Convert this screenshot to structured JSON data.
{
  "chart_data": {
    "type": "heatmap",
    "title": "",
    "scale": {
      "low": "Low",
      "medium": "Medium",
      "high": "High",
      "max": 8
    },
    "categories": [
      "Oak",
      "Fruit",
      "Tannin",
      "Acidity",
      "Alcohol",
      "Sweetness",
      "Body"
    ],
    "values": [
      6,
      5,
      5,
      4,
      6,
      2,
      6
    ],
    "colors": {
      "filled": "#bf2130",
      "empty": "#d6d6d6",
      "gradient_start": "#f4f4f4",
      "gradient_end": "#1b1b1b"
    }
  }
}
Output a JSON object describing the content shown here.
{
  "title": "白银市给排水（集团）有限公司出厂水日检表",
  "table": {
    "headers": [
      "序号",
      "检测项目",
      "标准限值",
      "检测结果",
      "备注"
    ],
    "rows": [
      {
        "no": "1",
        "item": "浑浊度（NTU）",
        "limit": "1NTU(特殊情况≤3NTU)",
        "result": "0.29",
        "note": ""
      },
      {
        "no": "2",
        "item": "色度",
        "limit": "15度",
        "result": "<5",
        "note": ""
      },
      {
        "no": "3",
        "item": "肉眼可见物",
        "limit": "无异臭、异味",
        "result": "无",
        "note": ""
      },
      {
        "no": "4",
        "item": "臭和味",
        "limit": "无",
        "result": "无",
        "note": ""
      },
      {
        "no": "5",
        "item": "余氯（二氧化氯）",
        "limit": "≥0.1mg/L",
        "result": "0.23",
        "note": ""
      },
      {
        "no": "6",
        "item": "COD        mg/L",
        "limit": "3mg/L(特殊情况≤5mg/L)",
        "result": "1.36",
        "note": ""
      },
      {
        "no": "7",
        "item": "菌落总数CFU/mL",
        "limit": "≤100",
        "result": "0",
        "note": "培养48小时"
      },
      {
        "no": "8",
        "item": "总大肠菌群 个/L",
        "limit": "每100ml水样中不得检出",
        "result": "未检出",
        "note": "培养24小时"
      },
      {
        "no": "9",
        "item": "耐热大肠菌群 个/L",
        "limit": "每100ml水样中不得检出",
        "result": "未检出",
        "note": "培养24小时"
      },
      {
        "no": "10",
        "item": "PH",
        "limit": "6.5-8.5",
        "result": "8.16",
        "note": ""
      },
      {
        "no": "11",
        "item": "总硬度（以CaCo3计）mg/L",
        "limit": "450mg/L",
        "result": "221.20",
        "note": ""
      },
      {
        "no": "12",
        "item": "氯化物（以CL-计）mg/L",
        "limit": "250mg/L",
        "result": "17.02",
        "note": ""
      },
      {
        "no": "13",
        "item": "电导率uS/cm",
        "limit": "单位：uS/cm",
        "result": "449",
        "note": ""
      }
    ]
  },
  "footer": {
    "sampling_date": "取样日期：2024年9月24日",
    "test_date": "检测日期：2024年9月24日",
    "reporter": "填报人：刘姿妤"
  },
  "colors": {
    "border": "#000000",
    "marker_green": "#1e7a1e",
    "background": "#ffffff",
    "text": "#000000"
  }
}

★ ★ ★ ★ ★

Take each line containing the string "特殊情况" and copy it out.

        "limit": "1NTU(特殊情况≤3NTU)",
        "limit": "3mg/L(特殊情况≤5mg/L)",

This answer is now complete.